* BEGIN LISTING *
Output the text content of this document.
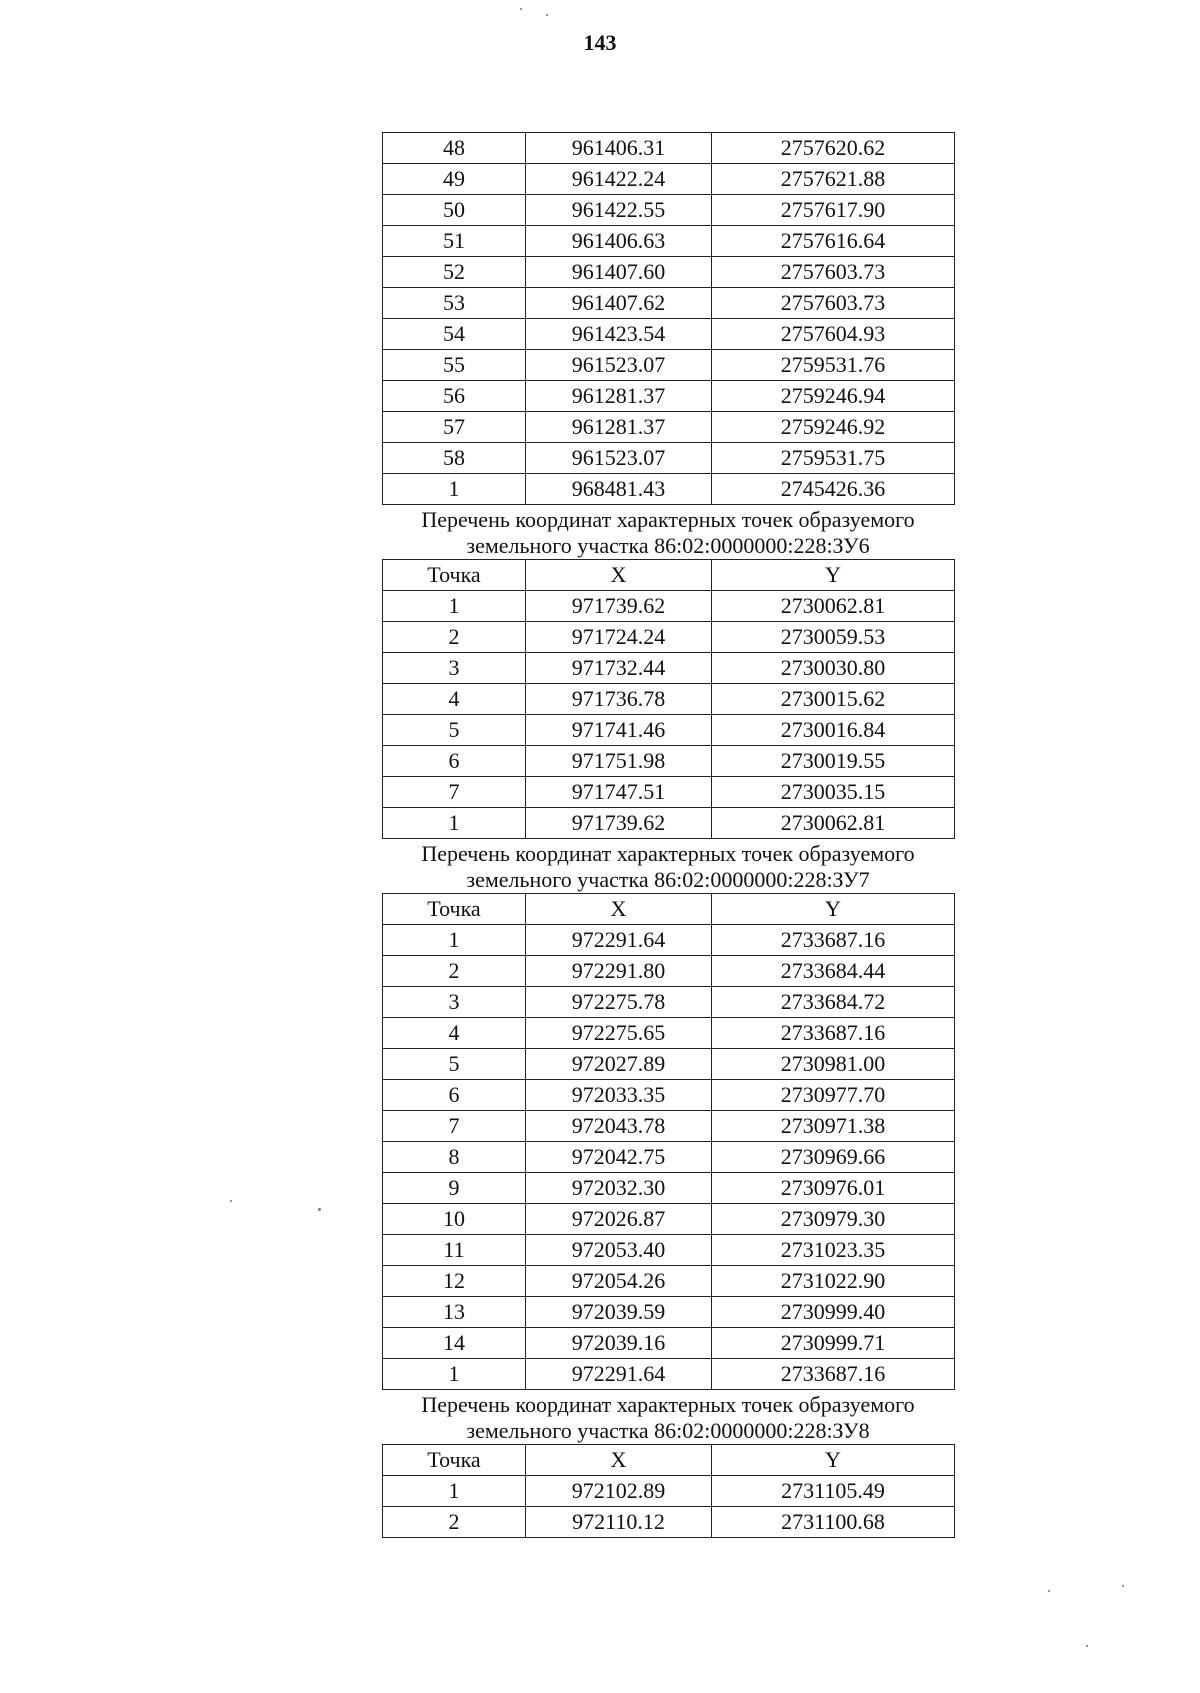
143
48	961406.31	2757620.62
49	961422.24	2757621.88
50	961422.55	2757617.90
51	961406.63	2757616.64
52	961407.60	2757603.73
53	961407.62	2757603.73
54	961423.54	2757604.93
55	961523.07	2759531.76
56	961281.37	2759246.94
57	961281.37	2759246.92
58	961523.07	2759531.75
1	968481.43	2745426.36
Перечень координат характерных точек образуемого
земельного участка 86:02:0000000:228:ЗУ6
Точка	X	Y
1	971739.62	2730062.81
2	971724.24	2730059.53
3	971732.44	2730030.80
4	971736.78	2730015.62
5	971741.46	2730016.84
6	971751.98	2730019.55
7	971747.51	2730035.15
1	971739.62	2730062.81
Перечень координат характерных точек образуемого
земельного участка 86:02:0000000:228:ЗУ7
Точка	X	Y
1	972291.64	2733687.16
2	972291.80	2733684.44
3	972275.78	2733684.72
4	972275.65	2733687.16
5	972027.89	2730981.00
6	972033.35	2730977.70
7	972043.78	2730971.38
8	972042.75	2730969.66
9	972032.30	2730976.01
10	972026.87	2730979.30
11	972053.40	2731023.35
12	972054.26	2731022.90
13	972039.59	2730999.40
14	972039.16	2730999.71
1	972291.64	2733687.16
Перечень координат характерных точек образуемого
земельного участка 86:02:0000000:228:ЗУ8
Точка	X	Y
1	972102.89	2731105.49
2	972110.12	2731100.68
* END LISTING *
### OBJECTIVE
Are you able to set down all the lines above exactly, without any pictures?

### SOLUTION TO THIS TASK
Output the text content of this document.
143
48	961406.31	2757620.62
49	961422.24	2757621.88
50	961422.55	2757617.90
51	961406.63	2757616.64
52	961407.60	2757603.73
53	961407.62	2757603.73
54	961423.54	2757604.93
55	961523.07	2759531.76
56	961281.37	2759246.94
57	961281.37	2759246.92
58	961523.07	2759531.75
1	968481.43	2745426.36
Перечень координат характерных точек образуемого
земельного участка 86:02:0000000:228:ЗУ6
Точка	X	Y
1	971739.62	2730062.81
2	971724.24	2730059.53
3	971732.44	2730030.80
4	971736.78	2730015.62
5	971741.46	2730016.84
6	971751.98	2730019.55
7	971747.51	2730035.15
1	971739.62	2730062.81
Перечень координат характерных точек образуемого
земельного участка 86:02:0000000:228:ЗУ7
Точка	X	Y
1	972291.64	2733687.16
2	972291.80	2733684.44
3	972275.78	2733684.72
4	972275.65	2733687.16
5	972027.89	2730981.00
6	972033.35	2730977.70
7	972043.78	2730971.38
8	972042.75	2730969.66
9	972032.30	2730976.01
10	972026.87	2730979.30
11	972053.40	2731023.35
12	972054.26	2731022.90
13	972039.59	2730999.40
14	972039.16	2730999.71
1	972291.64	2733687.16
Перечень координат характерных точек образуемого
земельного участка 86:02:0000000:228:ЗУ8
Точка	X	Y
1	972102.89	2731105.49
2	972110.12	2731100.68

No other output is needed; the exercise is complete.